• _Prompt_
Rewrite the data starting at the first line and ending at the line that contains "legend-label: Zorba 95-5, UK", swapping "Scrap Grades" for "Scrap Types" and leaving everything else unchanged.

• _Given records_
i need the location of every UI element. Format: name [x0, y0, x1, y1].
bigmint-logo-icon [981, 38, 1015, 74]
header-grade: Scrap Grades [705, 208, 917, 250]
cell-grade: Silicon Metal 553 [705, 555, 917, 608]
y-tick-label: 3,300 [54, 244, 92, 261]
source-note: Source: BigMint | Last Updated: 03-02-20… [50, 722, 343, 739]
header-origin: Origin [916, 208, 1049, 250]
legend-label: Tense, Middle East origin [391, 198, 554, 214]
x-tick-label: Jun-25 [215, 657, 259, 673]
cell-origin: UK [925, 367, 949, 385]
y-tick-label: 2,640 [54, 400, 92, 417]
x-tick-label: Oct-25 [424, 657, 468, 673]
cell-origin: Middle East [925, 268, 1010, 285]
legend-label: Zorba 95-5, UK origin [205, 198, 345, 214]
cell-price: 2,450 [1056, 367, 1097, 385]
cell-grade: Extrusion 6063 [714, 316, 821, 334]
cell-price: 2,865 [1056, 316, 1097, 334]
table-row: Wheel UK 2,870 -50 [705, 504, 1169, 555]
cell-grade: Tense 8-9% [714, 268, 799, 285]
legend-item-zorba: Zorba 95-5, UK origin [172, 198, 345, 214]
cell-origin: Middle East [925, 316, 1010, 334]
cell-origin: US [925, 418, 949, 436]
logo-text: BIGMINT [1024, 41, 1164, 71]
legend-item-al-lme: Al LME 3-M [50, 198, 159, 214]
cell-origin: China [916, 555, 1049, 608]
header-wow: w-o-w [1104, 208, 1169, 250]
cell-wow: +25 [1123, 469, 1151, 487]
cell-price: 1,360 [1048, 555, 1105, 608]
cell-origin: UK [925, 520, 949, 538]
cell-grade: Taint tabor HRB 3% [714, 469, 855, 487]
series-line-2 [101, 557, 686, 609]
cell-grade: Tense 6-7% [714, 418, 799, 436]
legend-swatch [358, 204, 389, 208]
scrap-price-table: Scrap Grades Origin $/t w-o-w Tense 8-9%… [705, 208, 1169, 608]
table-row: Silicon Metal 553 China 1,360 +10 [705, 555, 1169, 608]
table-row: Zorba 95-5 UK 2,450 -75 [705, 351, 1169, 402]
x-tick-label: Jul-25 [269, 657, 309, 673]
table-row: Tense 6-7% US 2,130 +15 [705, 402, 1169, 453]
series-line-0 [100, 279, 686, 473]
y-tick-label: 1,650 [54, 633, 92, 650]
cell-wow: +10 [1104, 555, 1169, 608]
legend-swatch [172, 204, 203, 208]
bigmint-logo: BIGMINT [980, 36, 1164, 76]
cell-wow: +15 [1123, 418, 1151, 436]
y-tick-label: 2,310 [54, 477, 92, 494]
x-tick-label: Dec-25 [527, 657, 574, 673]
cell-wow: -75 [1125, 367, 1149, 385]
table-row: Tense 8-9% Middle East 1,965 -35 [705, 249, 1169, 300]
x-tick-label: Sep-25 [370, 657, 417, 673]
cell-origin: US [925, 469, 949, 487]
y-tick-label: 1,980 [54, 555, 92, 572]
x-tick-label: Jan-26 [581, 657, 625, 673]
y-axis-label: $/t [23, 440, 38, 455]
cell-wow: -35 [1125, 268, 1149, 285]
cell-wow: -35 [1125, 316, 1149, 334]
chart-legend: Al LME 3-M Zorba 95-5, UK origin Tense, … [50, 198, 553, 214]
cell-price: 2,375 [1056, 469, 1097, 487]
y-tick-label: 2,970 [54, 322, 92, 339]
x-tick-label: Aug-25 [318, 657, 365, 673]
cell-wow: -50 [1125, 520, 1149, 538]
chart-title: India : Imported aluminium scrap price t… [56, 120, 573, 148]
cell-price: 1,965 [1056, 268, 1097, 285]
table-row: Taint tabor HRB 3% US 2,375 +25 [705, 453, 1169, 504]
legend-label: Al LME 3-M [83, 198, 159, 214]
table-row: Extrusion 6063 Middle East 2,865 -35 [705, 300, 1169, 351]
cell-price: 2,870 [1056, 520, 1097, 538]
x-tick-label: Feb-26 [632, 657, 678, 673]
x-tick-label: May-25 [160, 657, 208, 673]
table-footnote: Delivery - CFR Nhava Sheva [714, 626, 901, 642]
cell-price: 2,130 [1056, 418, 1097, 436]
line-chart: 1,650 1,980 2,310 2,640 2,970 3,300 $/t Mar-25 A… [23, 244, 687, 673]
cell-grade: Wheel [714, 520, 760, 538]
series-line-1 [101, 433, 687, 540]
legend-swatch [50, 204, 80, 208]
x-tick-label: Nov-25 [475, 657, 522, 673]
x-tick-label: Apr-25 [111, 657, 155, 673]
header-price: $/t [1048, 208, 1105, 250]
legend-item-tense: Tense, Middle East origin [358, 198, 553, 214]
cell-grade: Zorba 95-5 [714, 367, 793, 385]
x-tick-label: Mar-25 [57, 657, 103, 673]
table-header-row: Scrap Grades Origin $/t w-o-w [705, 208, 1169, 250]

• _Exercise output_
i need the location of every UI element. Format: name [x0, y0, x1, y1].
bigmint-logo-icon [981, 38, 1015, 74]
header-grade: Scrap Types [705, 208, 917, 250]
cell-grade: Silicon Metal 553 [705, 555, 917, 608]
y-tick-label: 3,300 [54, 244, 92, 261]
source-note: Source: BigMint | Last Updated: 03-02-20… [50, 722, 343, 739]
header-origin: Origin [916, 208, 1049, 250]
legend-label: Tense, Middle East origin [391, 198, 554, 214]
x-tick-label: Jun-25 [215, 657, 259, 673]
cell-origin: UK [925, 367, 949, 385]
y-tick-label: 2,640 [54, 400, 92, 417]
x-tick-label: Oct-25 [424, 657, 468, 673]
cell-origin: Middle East [925, 268, 1010, 285]
legend-label: Zorba 95-5, UK origin [205, 198, 345, 214]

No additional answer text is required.